Work to be completed: Repeat the lines from the one containing "Text: molar mass: molar mass (9, 12, 70, 22)" down to the end of the records, substituting "boiling point" for "melting point" and keeping everything else the same.

-.-.-

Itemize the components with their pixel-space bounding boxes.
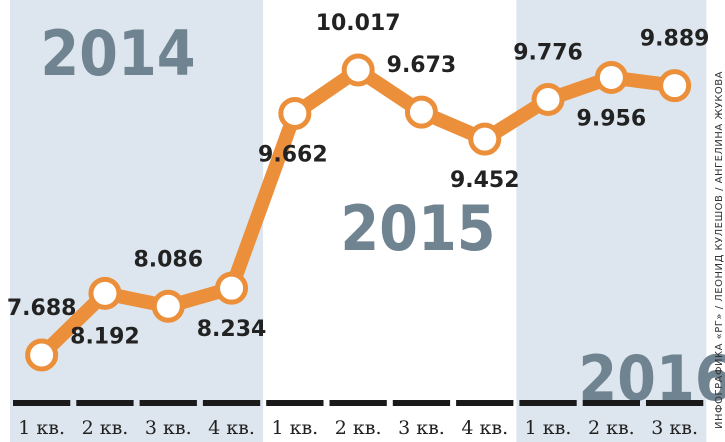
credit: ИНФОГРАФИКА «РГ» / ЛЕОНИД КУЛЕШОВ / АНГЕ… [714,71,725,429]
axis-segment [76,400,134,406]
axis-segment [519,400,577,406]
x-tick-label: 4 кв. [208,417,255,439]
point [215,271,249,305]
axis-segment [266,400,324,406]
x-tick-label: 1 кв. [271,417,318,439]
data-label: 9.956 [577,106,647,131]
axis-segment [329,400,387,406]
year-label: 2014 [40,17,195,90]
x-tick-label: 1 кв. [18,417,65,439]
point [531,82,565,116]
axis-segment [646,400,704,406]
point [88,276,122,310]
point [658,69,692,103]
year-panel [10,0,264,442]
point [151,289,185,323]
data-label: 10.017 [316,11,401,36]
data-label: 9.889 [640,27,710,52]
point [25,338,59,372]
axis-segment [139,400,197,406]
x-tick-label: 2 кв. [335,417,382,439]
point [468,122,502,156]
x-tick-label: 1 кв. [525,417,572,439]
point [404,95,438,129]
point [278,96,312,130]
year-panel [263,0,517,442]
point [594,60,628,94]
data-label: 9.776 [513,40,583,65]
year-label: 2015 [340,192,495,265]
point [341,53,375,87]
data-label: 7.688 [7,296,77,321]
data-label: 8.234 [197,317,267,342]
x-tick-label: 3 кв. [651,417,698,439]
data-label: 8.086 [133,247,203,272]
data-label: 9.662 [258,142,328,167]
x-tick-label: 2 кв. [588,417,635,439]
data-label: 9.673 [387,53,457,78]
x-tick-label: 3 кв. [398,417,445,439]
axis-segment [13,400,71,406]
x-tick-label: 3 кв. [145,417,192,439]
data-label: 8.192 [70,324,140,349]
x-tick-label: 4 кв. [461,417,508,439]
x-tick-label: 2 кв. [82,417,129,439]
axis-segment [582,400,640,406]
axis-segment [456,400,514,406]
axis-segment [392,400,451,406]
data-label: 9.452 [450,168,520,193]
axis-segment [202,400,261,406]
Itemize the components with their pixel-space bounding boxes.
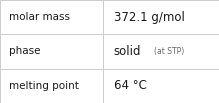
Text: molar mass: molar mass (9, 12, 70, 22)
Text: 372.1 g/mol: 372.1 g/mol (114, 11, 185, 24)
Text: melting point: melting point (9, 81, 79, 91)
Text: phase: phase (9, 46, 40, 57)
Text: (at STP): (at STP) (154, 47, 184, 56)
Text: 64 °C: 64 °C (114, 79, 147, 92)
Text: solid: solid (114, 45, 141, 58)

-.-.-

Task response:
Text: molar mass: molar mass (9, 12, 70, 22)
Text: 372.1 g/mol: 372.1 g/mol (114, 11, 185, 24)
Text: boiling point: boiling point (9, 81, 79, 91)
Text: phase: phase (9, 46, 40, 57)
Text: (at STP): (at STP) (154, 47, 184, 56)
Text: 64 °C: 64 °C (114, 79, 147, 92)
Text: solid: solid (114, 45, 141, 58)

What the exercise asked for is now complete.